(Saved entries)

-=-=-

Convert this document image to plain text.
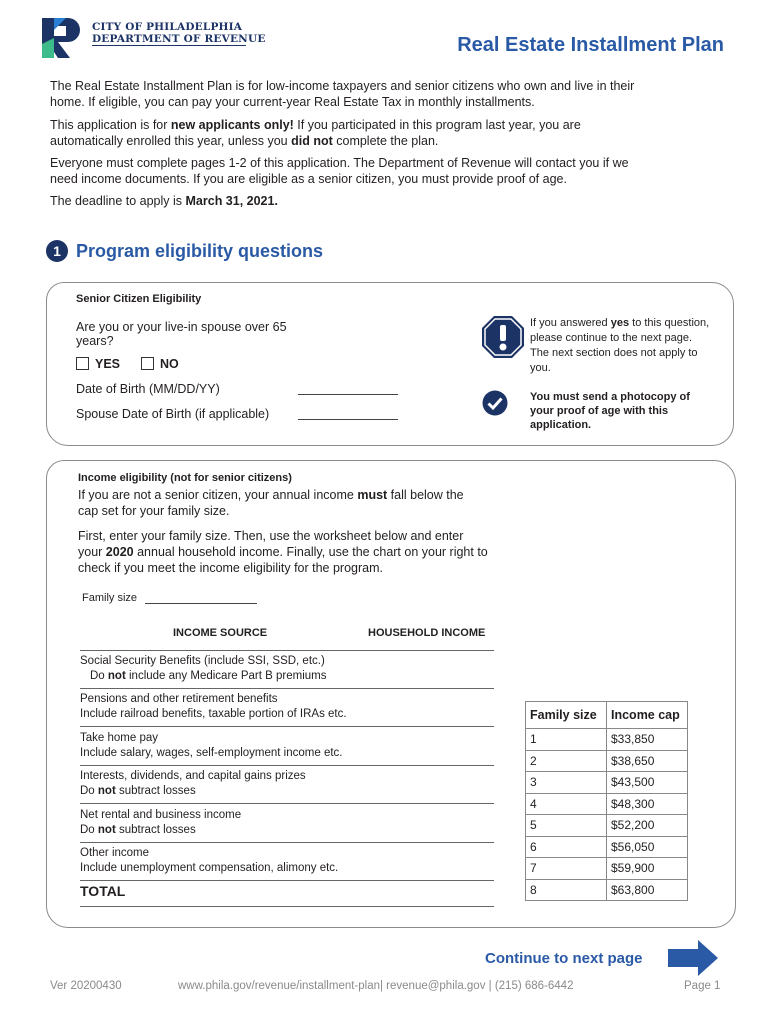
CITY OF PHILADELPHIA
DEPARTMENT OF REVENUE	Real Estate Installment Plan
The Real Estate Installment Plan is for low-income taxpayers and senior citizens who own and live in their home. If eligible, you can pay your current-year Real Estate Tax in monthly installments.
This application is for new applicants only! If you participated in this program last year, you are automatically enrolled this year, unless you did not complete the plan.
Everyone must complete pages 1-2 of this application. The Department of Revenue will contact you if we need income documents. If you are eligible as a senior citizen, you must provide proof of age.
The deadline to apply is March 31, 2021.
1 Program eligibility questions
Senior Citizen Eligibility
Are you or your live-in spouse over 65 years?
YES	NO
Date of Birth (MM/DD/YY)
Spouse Date of Birth (if applicable)
If you answered yes to this question, please continue to the next page. The next section does not apply to you.
You must send a photocopy of your proof of age with this application.
Income eligibility (not for senior citizens)
If you are not a senior citizen, your annual income must fall below the cap set for your family size.
First, enter your family size. Then, use the worksheet below and enter your 2020 annual household income. Finally, use the chart on your right to check if you meet the income eligibility for the program.
Family size
INCOME SOURCE	HOUSEHOLD INCOME
Social Security Benefits (include SSI, SSD, etc.)
Do not include any Medicare Part B premiums
Pensions and other retirement benefits
Include railroad benefits, taxable portion of IRAs etc.
Take home pay
Include salary, wages, self-employment income etc.
Interests, dividends, and capital gains prizes
Do not subtract losses
Net rental and business income
Do not subtract losses
Other income
Include unemployment compensation, alimony etc.
TOTAL
Family size	Income cap
1	$33,850
2	$38,650
3	$43,500
4	$48,300
5	$52,200
6	$56,050
7	$59,900
8	$63,800
Continue to next page
Ver 20200430	www.phila.gov/revenue/installment-plan| revenue@phila.gov | (215) 686-6442	Page 1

-=-=-

Exercise brief
Extract every line that has the string "Date" in it.

Exercise output
Date of Birth (MM/DD/YY)
Spouse Date of Birth (if applicable)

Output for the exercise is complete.